Record list>
— Start —
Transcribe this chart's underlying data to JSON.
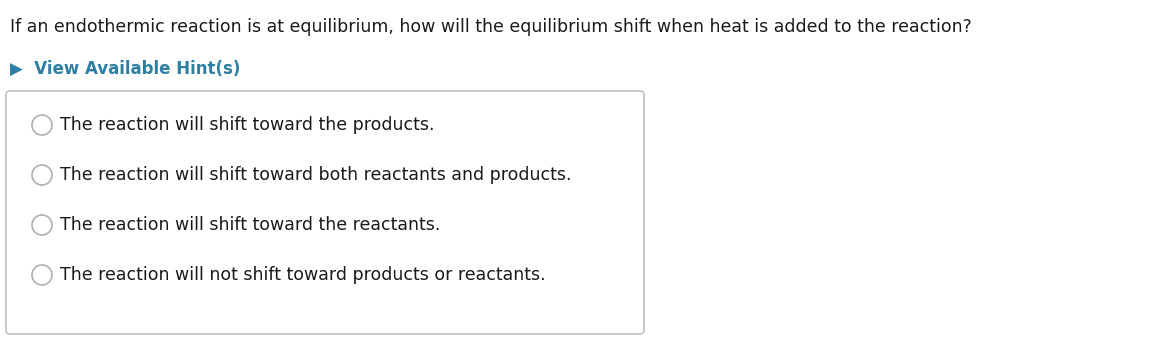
{
  "question": "If an endothermic reaction is at equilibrium, how will the equilibrium shift when heat is added to the reaction?",
  "hint_label": "▶  View Available Hint(s)",
  "hint_color": "#2e7fa3",
  "options": [
    "The reaction will shift toward the products.",
    "The reaction will shift toward both reactants and products.",
    "The reaction will shift toward the reactants.",
    "The reaction will not shift toward products or reactants."
  ],
  "bg_color": "#ffffff",
  "question_color": "#1a1a1a",
  "option_color": "#1a1a1a",
  "box_edge_color": "#c0c0c0",
  "box_bg_color": "#ffffff",
  "radio_edge_color": "#b0b0b0",
  "radio_face_color": "#ffffff",
  "question_fontsize": 12.5,
  "hint_fontsize": 12,
  "option_fontsize": 12.5
}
— End —
Requirement> Filter the records, keeping only lines that contain "products", and show those lines.

The reply>
    "The reaction will shift toward the products.",
    "The reaction will shift toward both reactants and products.",
    "The reaction will not shift toward products or reactants."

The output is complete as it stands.